◆ Figure dataset records:
★ ★ ★ ★ ★
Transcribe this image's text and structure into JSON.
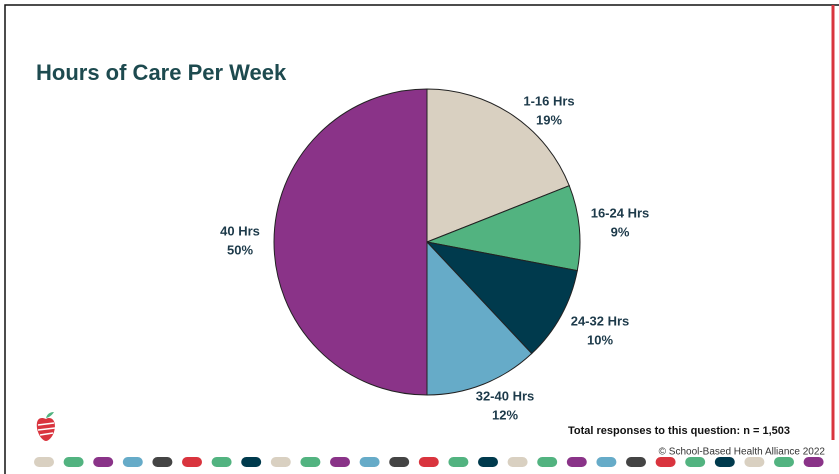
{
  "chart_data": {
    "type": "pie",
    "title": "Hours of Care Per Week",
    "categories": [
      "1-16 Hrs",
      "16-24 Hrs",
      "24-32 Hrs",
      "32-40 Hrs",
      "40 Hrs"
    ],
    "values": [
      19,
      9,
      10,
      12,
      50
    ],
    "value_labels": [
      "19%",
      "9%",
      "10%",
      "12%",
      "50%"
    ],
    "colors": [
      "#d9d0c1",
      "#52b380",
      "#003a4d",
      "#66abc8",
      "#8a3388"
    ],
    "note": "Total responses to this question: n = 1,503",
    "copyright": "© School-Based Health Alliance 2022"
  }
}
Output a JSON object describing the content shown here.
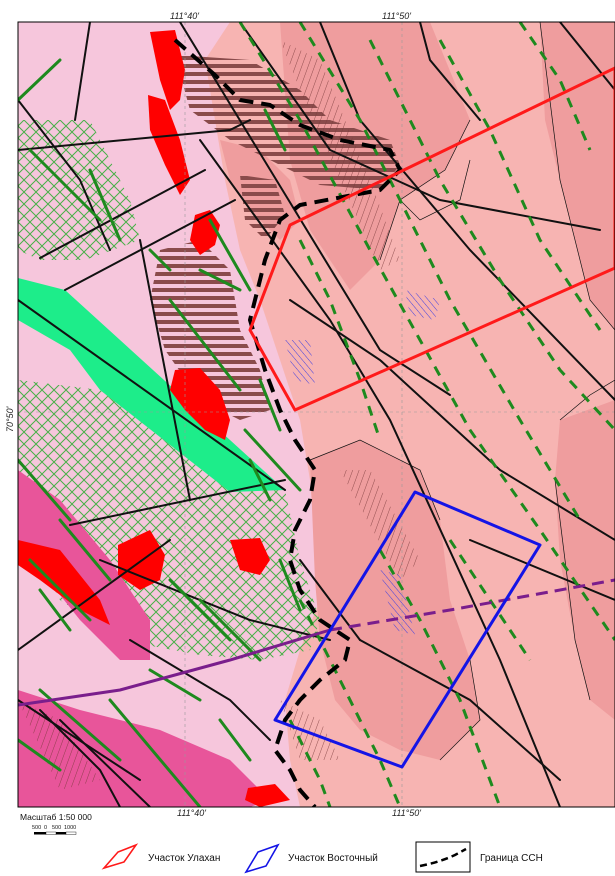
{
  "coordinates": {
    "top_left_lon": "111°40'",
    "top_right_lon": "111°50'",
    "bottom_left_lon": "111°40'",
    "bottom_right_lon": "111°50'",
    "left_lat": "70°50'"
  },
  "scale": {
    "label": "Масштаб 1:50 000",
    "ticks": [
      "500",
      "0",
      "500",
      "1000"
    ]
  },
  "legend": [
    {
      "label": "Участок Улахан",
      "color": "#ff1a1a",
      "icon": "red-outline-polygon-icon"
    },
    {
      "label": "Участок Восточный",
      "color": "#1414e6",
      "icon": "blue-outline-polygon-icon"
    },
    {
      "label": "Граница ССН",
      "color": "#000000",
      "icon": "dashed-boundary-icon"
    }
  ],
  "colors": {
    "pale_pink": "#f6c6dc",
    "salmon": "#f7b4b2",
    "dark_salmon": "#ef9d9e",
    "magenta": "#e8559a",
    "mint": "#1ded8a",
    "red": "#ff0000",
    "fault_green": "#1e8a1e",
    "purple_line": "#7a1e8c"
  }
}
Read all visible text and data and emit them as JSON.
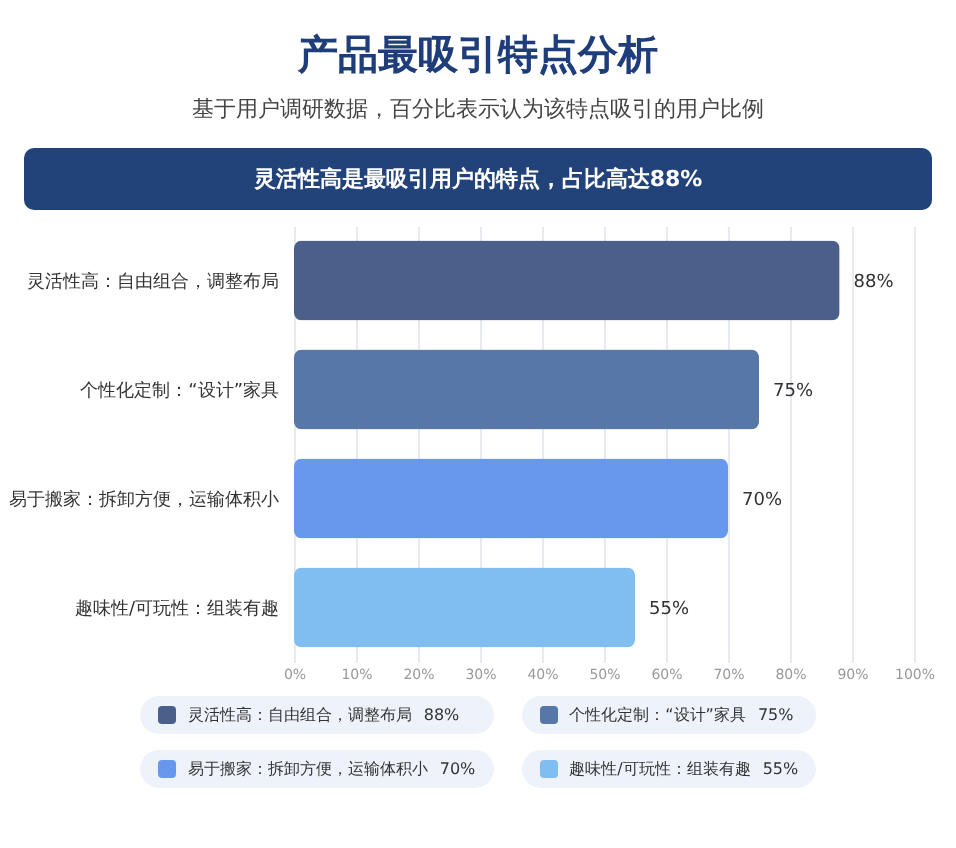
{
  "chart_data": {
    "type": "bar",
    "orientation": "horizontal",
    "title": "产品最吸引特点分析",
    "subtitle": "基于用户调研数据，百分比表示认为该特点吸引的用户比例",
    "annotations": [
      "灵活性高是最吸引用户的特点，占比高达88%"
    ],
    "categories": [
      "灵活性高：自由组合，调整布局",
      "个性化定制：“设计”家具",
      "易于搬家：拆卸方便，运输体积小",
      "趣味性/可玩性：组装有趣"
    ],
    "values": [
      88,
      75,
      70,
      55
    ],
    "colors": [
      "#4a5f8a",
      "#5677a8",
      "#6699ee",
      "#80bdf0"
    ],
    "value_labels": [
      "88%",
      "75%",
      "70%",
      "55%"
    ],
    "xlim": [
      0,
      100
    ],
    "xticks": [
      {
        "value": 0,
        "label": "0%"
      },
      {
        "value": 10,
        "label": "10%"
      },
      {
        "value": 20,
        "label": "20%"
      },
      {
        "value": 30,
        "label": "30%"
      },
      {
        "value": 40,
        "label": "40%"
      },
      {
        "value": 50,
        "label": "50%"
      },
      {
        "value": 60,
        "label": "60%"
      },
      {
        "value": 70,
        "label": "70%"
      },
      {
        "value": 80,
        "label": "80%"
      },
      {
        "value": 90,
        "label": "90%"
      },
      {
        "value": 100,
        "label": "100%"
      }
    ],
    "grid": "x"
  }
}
★ ★ ★ ★ ★
Your copy should hold every record word for word and none of the pictures.

◆ WRITTEN REPLY:
Transcribe this image's text and structure into JSON.
{
  "chart_data": {
    "type": "pie",
    "title": "Hours of Care Per Week",
    "categories": [
      "1-16 Hrs",
      "16-24 Hrs",
      "24-32 Hrs",
      "32-40 Hrs",
      "40 Hrs"
    ],
    "values": [
      19,
      9,
      10,
      12,
      50
    ],
    "value_labels": [
      "19%",
      "9%",
      "10%",
      "12%",
      "50%"
    ],
    "colors": [
      "#d9d0c1",
      "#52b380",
      "#003a4d",
      "#66abc8",
      "#8a3388"
    ],
    "note": "Total responses to this question: n = 1,503",
    "copyright": "© School-Based Health Alliance 2022"
  }
}
Output a JSON object describing the content shown here.
{
  "coordinates": {
    "top_left_lon": "111°40'",
    "top_right_lon": "111°50'",
    "bottom_left_lon": "111°40'",
    "bottom_right_lon": "111°50'",
    "left_lat": "70°50'"
  },
  "scale": {
    "label": "Масштаб 1:50 000",
    "ticks": [
      "500",
      "0",
      "500",
      "1000"
    ]
  },
  "legend": [
    {
      "label": "Участок Улахан",
      "color": "#ff1a1a",
      "icon": "red-outline-polygon-icon"
    },
    {
      "label": "Участок Восточный",
      "color": "#1414e6",
      "icon": "blue-outline-polygon-icon"
    },
    {
      "label": "Граница ССН",
      "color": "#000000",
      "icon": "dashed-boundary-icon"
    }
  ],
  "colors": {
    "pale_pink": "#f6c6dc",
    "salmon": "#f7b4b2",
    "dark_salmon": "#ef9d9e",
    "magenta": "#e8559a",
    "mint": "#1ded8a",
    "red": "#ff0000",
    "fault_green": "#1e8a1e",
    "purple_line": "#7a1e8c"
  }
}
Read all visible text and data and emit them as JSON.
{
  "chart_data": {
    "type": "bar",
    "orientation": "horizontal",
    "title": "产品最吸引特点分析",
    "subtitle": "基于用户调研数据，百分比表示认为该特点吸引的用户比例",
    "annotations": [
      "灵活性高是最吸引用户的特点，占比高达88%"
    ],
    "categories": [
      "灵活性高：自由组合，调整布局",
      "个性化定制：“设计”家具",
      "易于搬家：拆卸方便，运输体积小",
      "趣味性/可玩性：组装有趣"
    ],
    "values": [
      88,
      75,
      70,
      55
    ],
    "colors": [
      "#4a5f8a",
      "#5677a8",
      "#6699ee",
      "#80bdf0"
    ],
    "value_labels": [
      "88%",
      "75%",
      "70%",
      "55%"
    ],
    "xlim": [
      0,
      100
    ],
    "xticks": [
      {
        "value": 0,
        "label": "0%"
      },
      {
        "value": 10,
        "label": "10%"
      },
      {
        "value": 20,
        "label": "20%"
      },
      {
        "value": 30,
        "label": "30%"
      },
      {
        "value": 40,
        "label": "40%"
      },
      {
        "value": 50,
        "label": "50%"
      },
      {
        "value": 60,
        "label": "60%"
      },
      {
        "value": 70,
        "label": "70%"
      },
      {
        "value": 80,
        "label": "80%"
      },
      {
        "value": 90,
        "label": "90%"
      },
      {
        "value": 100,
        "label": "100%"
      }
    ],
    "grid": "x"
  }
}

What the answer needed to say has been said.